Read the records below and copy each line that contains "take".

··· Record list ···

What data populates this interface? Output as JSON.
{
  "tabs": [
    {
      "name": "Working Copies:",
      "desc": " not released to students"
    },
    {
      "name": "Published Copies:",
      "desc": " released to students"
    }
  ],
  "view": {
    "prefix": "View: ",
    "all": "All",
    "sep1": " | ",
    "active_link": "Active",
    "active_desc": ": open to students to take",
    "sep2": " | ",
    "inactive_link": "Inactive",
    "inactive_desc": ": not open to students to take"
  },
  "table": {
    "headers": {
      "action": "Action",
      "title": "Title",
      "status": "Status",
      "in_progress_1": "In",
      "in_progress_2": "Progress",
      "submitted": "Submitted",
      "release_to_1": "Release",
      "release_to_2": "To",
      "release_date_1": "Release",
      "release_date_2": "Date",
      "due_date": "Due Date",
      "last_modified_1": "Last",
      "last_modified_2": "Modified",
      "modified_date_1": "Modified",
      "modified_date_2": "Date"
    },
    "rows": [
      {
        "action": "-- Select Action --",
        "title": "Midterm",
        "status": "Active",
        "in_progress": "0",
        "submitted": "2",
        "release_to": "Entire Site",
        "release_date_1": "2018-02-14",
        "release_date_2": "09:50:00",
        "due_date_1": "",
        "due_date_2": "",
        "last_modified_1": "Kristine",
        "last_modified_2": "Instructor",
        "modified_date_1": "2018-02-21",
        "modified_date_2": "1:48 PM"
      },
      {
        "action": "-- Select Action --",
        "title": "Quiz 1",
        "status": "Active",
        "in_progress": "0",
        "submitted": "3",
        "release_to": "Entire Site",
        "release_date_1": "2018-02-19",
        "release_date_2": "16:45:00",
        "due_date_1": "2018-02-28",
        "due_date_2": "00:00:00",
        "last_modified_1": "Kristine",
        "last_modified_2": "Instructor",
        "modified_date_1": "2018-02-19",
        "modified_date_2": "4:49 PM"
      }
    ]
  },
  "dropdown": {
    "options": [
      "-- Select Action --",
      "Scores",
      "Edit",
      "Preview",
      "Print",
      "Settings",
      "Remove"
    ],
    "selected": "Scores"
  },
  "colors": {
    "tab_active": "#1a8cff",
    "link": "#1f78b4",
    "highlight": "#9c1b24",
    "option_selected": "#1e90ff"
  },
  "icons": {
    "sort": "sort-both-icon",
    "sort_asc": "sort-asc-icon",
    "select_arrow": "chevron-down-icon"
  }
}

···

#### [Solution to the exercise]
    "active_desc": ": open to students to take",
    "inactive_desc": ": not open to students to take"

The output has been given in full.